## Written request
Select and reproduce each line of the listing below that bears the string "Program".

## Extracted material

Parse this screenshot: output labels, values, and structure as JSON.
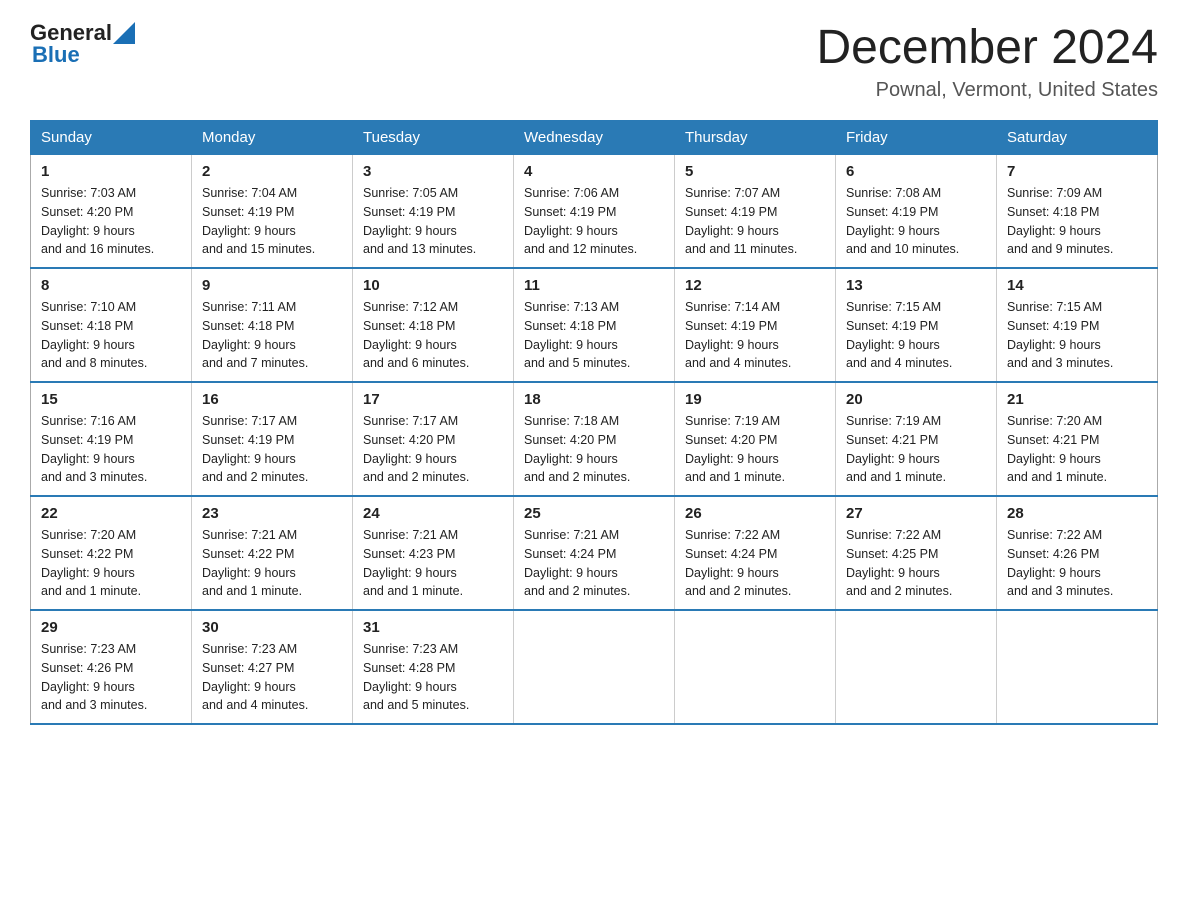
{
  "logo": {
    "general": "General",
    "blue": "Blue",
    "triangle_char": "▶"
  },
  "title": {
    "month_year": "December 2024",
    "location": "Pownal, Vermont, United States"
  },
  "days_of_week": [
    "Sunday",
    "Monday",
    "Tuesday",
    "Wednesday",
    "Thursday",
    "Friday",
    "Saturday"
  ],
  "weeks": [
    [
      {
        "day": "1",
        "sunrise": "Sunrise: 7:03 AM",
        "sunset": "Sunset: 4:20 PM",
        "daylight": "Daylight: 9 hours and 16 minutes."
      },
      {
        "day": "2",
        "sunrise": "Sunrise: 7:04 AM",
        "sunset": "Sunset: 4:19 PM",
        "daylight": "Daylight: 9 hours and 15 minutes."
      },
      {
        "day": "3",
        "sunrise": "Sunrise: 7:05 AM",
        "sunset": "Sunset: 4:19 PM",
        "daylight": "Daylight: 9 hours and 13 minutes."
      },
      {
        "day": "4",
        "sunrise": "Sunrise: 7:06 AM",
        "sunset": "Sunset: 4:19 PM",
        "daylight": "Daylight: 9 hours and 12 minutes."
      },
      {
        "day": "5",
        "sunrise": "Sunrise: 7:07 AM",
        "sunset": "Sunset: 4:19 PM",
        "daylight": "Daylight: 9 hours and 11 minutes."
      },
      {
        "day": "6",
        "sunrise": "Sunrise: 7:08 AM",
        "sunset": "Sunset: 4:19 PM",
        "daylight": "Daylight: 9 hours and 10 minutes."
      },
      {
        "day": "7",
        "sunrise": "Sunrise: 7:09 AM",
        "sunset": "Sunset: 4:18 PM",
        "daylight": "Daylight: 9 hours and 9 minutes."
      }
    ],
    [
      {
        "day": "8",
        "sunrise": "Sunrise: 7:10 AM",
        "sunset": "Sunset: 4:18 PM",
        "daylight": "Daylight: 9 hours and 8 minutes."
      },
      {
        "day": "9",
        "sunrise": "Sunrise: 7:11 AM",
        "sunset": "Sunset: 4:18 PM",
        "daylight": "Daylight: 9 hours and 7 minutes."
      },
      {
        "day": "10",
        "sunrise": "Sunrise: 7:12 AM",
        "sunset": "Sunset: 4:18 PM",
        "daylight": "Daylight: 9 hours and 6 minutes."
      },
      {
        "day": "11",
        "sunrise": "Sunrise: 7:13 AM",
        "sunset": "Sunset: 4:18 PM",
        "daylight": "Daylight: 9 hours and 5 minutes."
      },
      {
        "day": "12",
        "sunrise": "Sunrise: 7:14 AM",
        "sunset": "Sunset: 4:19 PM",
        "daylight": "Daylight: 9 hours and 4 minutes."
      },
      {
        "day": "13",
        "sunrise": "Sunrise: 7:15 AM",
        "sunset": "Sunset: 4:19 PM",
        "daylight": "Daylight: 9 hours and 4 minutes."
      },
      {
        "day": "14",
        "sunrise": "Sunrise: 7:15 AM",
        "sunset": "Sunset: 4:19 PM",
        "daylight": "Daylight: 9 hours and 3 minutes."
      }
    ],
    [
      {
        "day": "15",
        "sunrise": "Sunrise: 7:16 AM",
        "sunset": "Sunset: 4:19 PM",
        "daylight": "Daylight: 9 hours and 3 minutes."
      },
      {
        "day": "16",
        "sunrise": "Sunrise: 7:17 AM",
        "sunset": "Sunset: 4:19 PM",
        "daylight": "Daylight: 9 hours and 2 minutes."
      },
      {
        "day": "17",
        "sunrise": "Sunrise: 7:17 AM",
        "sunset": "Sunset: 4:20 PM",
        "daylight": "Daylight: 9 hours and 2 minutes."
      },
      {
        "day": "18",
        "sunrise": "Sunrise: 7:18 AM",
        "sunset": "Sunset: 4:20 PM",
        "daylight": "Daylight: 9 hours and 2 minutes."
      },
      {
        "day": "19",
        "sunrise": "Sunrise: 7:19 AM",
        "sunset": "Sunset: 4:20 PM",
        "daylight": "Daylight: 9 hours and 1 minute."
      },
      {
        "day": "20",
        "sunrise": "Sunrise: 7:19 AM",
        "sunset": "Sunset: 4:21 PM",
        "daylight": "Daylight: 9 hours and 1 minute."
      },
      {
        "day": "21",
        "sunrise": "Sunrise: 7:20 AM",
        "sunset": "Sunset: 4:21 PM",
        "daylight": "Daylight: 9 hours and 1 minute."
      }
    ],
    [
      {
        "day": "22",
        "sunrise": "Sunrise: 7:20 AM",
        "sunset": "Sunset: 4:22 PM",
        "daylight": "Daylight: 9 hours and 1 minute."
      },
      {
        "day": "23",
        "sunrise": "Sunrise: 7:21 AM",
        "sunset": "Sunset: 4:22 PM",
        "daylight": "Daylight: 9 hours and 1 minute."
      },
      {
        "day": "24",
        "sunrise": "Sunrise: 7:21 AM",
        "sunset": "Sunset: 4:23 PM",
        "daylight": "Daylight: 9 hours and 1 minute."
      },
      {
        "day": "25",
        "sunrise": "Sunrise: 7:21 AM",
        "sunset": "Sunset: 4:24 PM",
        "daylight": "Daylight: 9 hours and 2 minutes."
      },
      {
        "day": "26",
        "sunrise": "Sunrise: 7:22 AM",
        "sunset": "Sunset: 4:24 PM",
        "daylight": "Daylight: 9 hours and 2 minutes."
      },
      {
        "day": "27",
        "sunrise": "Sunrise: 7:22 AM",
        "sunset": "Sunset: 4:25 PM",
        "daylight": "Daylight: 9 hours and 2 minutes."
      },
      {
        "day": "28",
        "sunrise": "Sunrise: 7:22 AM",
        "sunset": "Sunset: 4:26 PM",
        "daylight": "Daylight: 9 hours and 3 minutes."
      }
    ],
    [
      {
        "day": "29",
        "sunrise": "Sunrise: 7:23 AM",
        "sunset": "Sunset: 4:26 PM",
        "daylight": "Daylight: 9 hours and 3 minutes."
      },
      {
        "day": "30",
        "sunrise": "Sunrise: 7:23 AM",
        "sunset": "Sunset: 4:27 PM",
        "daylight": "Daylight: 9 hours and 4 minutes."
      },
      {
        "day": "31",
        "sunrise": "Sunrise: 7:23 AM",
        "sunset": "Sunset: 4:28 PM",
        "daylight": "Daylight: 9 hours and 5 minutes."
      },
      null,
      null,
      null,
      null
    ]
  ]
}
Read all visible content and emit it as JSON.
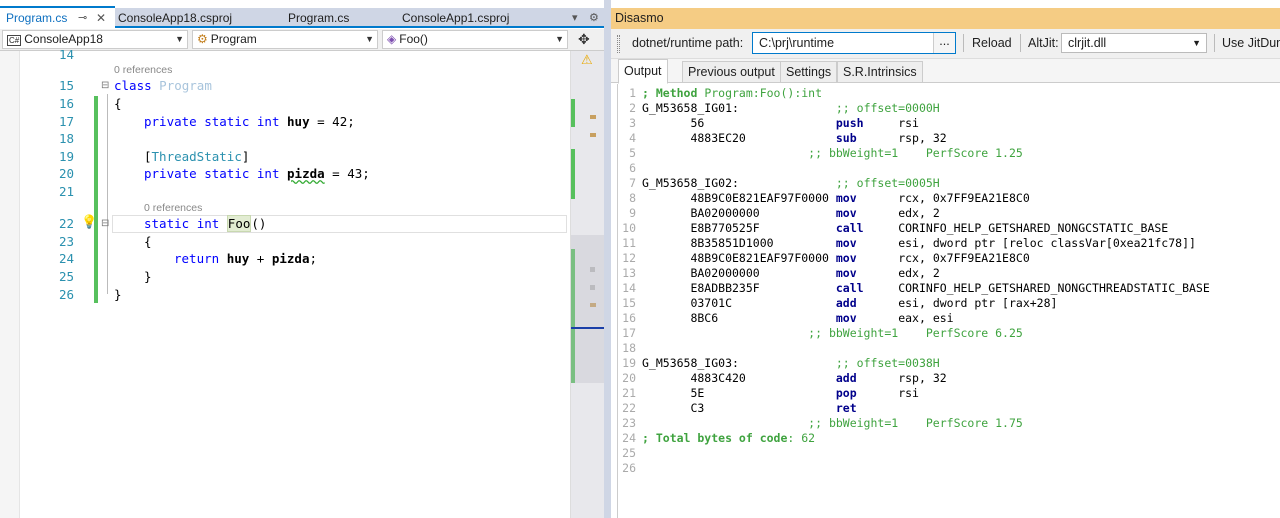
{
  "editor": {
    "tabs": [
      {
        "label": "Program.cs",
        "active": true
      },
      {
        "label": "ConsoleApp18.csproj"
      },
      {
        "label": "Program.cs"
      },
      {
        "label": "ConsoleApp1.csproj"
      }
    ],
    "pin_icon": "pin-icon",
    "close_icon": "close-icon",
    "nav": {
      "project": "ConsoleApp18",
      "class": "Program",
      "member": "Foo()",
      "project_icon": "csharp-project-icon",
      "class_icon": "class-icon",
      "member_icon": "method-icon"
    },
    "ref_label": "0 references",
    "lines": {
      "l14": "14",
      "l15": "15",
      "l16": "16",
      "l17": "17",
      "l18": "18",
      "l19": "19",
      "l20": "20",
      "l21": "21",
      "l22": "22",
      "l23": "23",
      "l24": "24",
      "l25": "25",
      "l26": "26"
    },
    "code": {
      "class_kw": "class",
      "class_name": "Program",
      "open_brace": "{",
      "close_brace": "}",
      "priv": "private",
      "stat": "static",
      "int": "int",
      "huy": "huy",
      "eq42": " = 42;",
      "thread_open": "[",
      "thread": "ThreadStatic",
      "thread_close": "]",
      "pizda": "pizda",
      "eq43": " = 43;",
      "foo": "Foo",
      "parens": "()",
      "ret": "return",
      "plus": " + ",
      "semi": ";"
    }
  },
  "disasmo": {
    "title": "Disasmo",
    "path_label": "dotnet/runtime path:",
    "path_value": "C:\\prj\\runtime",
    "browse_label": "...",
    "reload_label": "Reload",
    "altjit_label": "AltJit:",
    "altjit_value": "clrjit.dll",
    "jitdump_label": "Use JitDump",
    "tabs": [
      "Output",
      "Previous output",
      "Settings",
      "S.R.Intrinsics"
    ],
    "lines": [
      {
        "n": "1",
        "text": "; Method Program:Foo():int"
      },
      {
        "n": "2",
        "text": "G_M53658_IG01:              ;; offset=0000H"
      },
      {
        "n": "3",
        "text": "       56                   push     rsi"
      },
      {
        "n": "4",
        "text": "       4883EC20             sub      rsp, 32"
      },
      {
        "n": "5",
        "text": "                        ;; bbWeight=1    PerfScore 1.25"
      },
      {
        "n": "6",
        "text": ""
      },
      {
        "n": "7",
        "text": "G_M53658_IG02:              ;; offset=0005H"
      },
      {
        "n": "8",
        "text": "       48B9C0E821EAF97F0000 mov      rcx, 0x7FF9EA21E8C0"
      },
      {
        "n": "9",
        "text": "       BA02000000           mov      edx, 2"
      },
      {
        "n": "10",
        "text": "       E8B770525F           call     CORINFO_HELP_GETSHARED_NONGCSTATIC_BASE"
      },
      {
        "n": "11",
        "text": "       8B35851D1000         mov      esi, dword ptr [reloc classVar[0xea21fc78]]"
      },
      {
        "n": "12",
        "text": "       48B9C0E821EAF97F0000 mov      rcx, 0x7FF9EA21E8C0"
      },
      {
        "n": "13",
        "text": "       BA02000000           mov      edx, 2"
      },
      {
        "n": "14",
        "text": "       E8ADBB235F           call     CORINFO_HELP_GETSHARED_NONGCTHREADSTATIC_BASE"
      },
      {
        "n": "15",
        "text": "       03701C               add      esi, dword ptr [rax+28]"
      },
      {
        "n": "16",
        "text": "       8BC6                 mov      eax, esi"
      },
      {
        "n": "17",
        "text": "                        ;; bbWeight=1    PerfScore 6.25"
      },
      {
        "n": "18",
        "text": ""
      },
      {
        "n": "19",
        "text": "G_M53658_IG03:              ;; offset=0038H"
      },
      {
        "n": "20",
        "text": "       4883C420             add      rsp, 32"
      },
      {
        "n": "21",
        "text": "       5E                   pop      rsi"
      },
      {
        "n": "22",
        "text": "       C3                   ret"
      },
      {
        "n": "23",
        "text": "                        ;; bbWeight=1    PerfScore 1.75"
      },
      {
        "n": "24",
        "text": "; Total bytes of code: 62"
      },
      {
        "n": "25",
        "text": ""
      },
      {
        "n": "26",
        "text": ""
      }
    ]
  }
}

## Output for this task
        "label": "Program.cs",
        "label": "Program.cs"
      "class": "Program",
      "class_name": "Program",
        "text": "; Method Program:Foo():int"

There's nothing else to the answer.